Instruction -> Copy out all of the data exactly as it appears.
*** Records supplied
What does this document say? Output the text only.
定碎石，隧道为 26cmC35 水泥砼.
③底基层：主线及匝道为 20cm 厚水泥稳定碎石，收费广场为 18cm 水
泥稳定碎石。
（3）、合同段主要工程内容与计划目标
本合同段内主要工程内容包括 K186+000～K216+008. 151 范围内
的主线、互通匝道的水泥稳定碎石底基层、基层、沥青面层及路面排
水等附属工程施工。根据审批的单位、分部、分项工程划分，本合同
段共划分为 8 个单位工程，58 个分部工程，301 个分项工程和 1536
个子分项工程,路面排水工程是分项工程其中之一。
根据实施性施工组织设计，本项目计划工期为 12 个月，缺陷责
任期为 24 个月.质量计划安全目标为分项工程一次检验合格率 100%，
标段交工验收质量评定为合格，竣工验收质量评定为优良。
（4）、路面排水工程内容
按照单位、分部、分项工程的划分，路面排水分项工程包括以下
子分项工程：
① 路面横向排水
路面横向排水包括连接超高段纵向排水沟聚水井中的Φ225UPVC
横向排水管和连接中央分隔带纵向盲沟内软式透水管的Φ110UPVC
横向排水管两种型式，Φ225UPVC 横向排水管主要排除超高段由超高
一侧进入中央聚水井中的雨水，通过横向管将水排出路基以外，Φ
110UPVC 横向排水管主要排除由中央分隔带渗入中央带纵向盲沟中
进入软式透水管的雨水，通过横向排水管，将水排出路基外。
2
******
Worked solution ->
What does this document say? Output the text only.
定碎石，隧道为 26cmC35 水泥砼.
③底基层：主线及匝道为 20cm 厚水泥稳定碎石，收费广场为 18cm 水
泥稳定碎石。
（3）、合同段主要工程内容与计划目标
本合同段内主要工程内容包括 K186+000～K216+008. 151 范围内
的主线、互通匝道的水泥稳定碎石底基层、基层、沥青面层及路面排
水等附属工程施工。根据审批的单位、分部、分项工程划分，本合同
段共划分为 8 个单位工程，58 个分部工程，301 个分项工程和 1536
个子分项工程,路面排水工程是分项工程其中之一。
根据实施性施工组织设计，本项目计划工期为 12 个月，缺陷责
任期为 24 个月.质量计划安全目标为分项工程一次检验合格率 100%，
标段交工验收质量评定为合格，竣工验收质量评定为优良。
（4）、路面排水工程内容
按照单位、分部、分项工程的划分，路面排水分项工程包括以下
子分项工程：
① 路面横向排水
路面横向排水包括连接超高段纵向排水沟聚水井中的Φ225UPVC
横向排水管和连接中央分隔带纵向盲沟内软式透水管的Φ110UPVC
横向排水管两种型式，Φ225UPVC 横向排水管主要排除超高段由超高
一侧进入中央聚水井中的雨水，通过横向管将水排出路基以外，Φ
110UPVC 横向排水管主要排除由中央分隔带渗入中央带纵向盲沟中
进入软式透水管的雨水，通过横向排水管，将水排出路基外。
2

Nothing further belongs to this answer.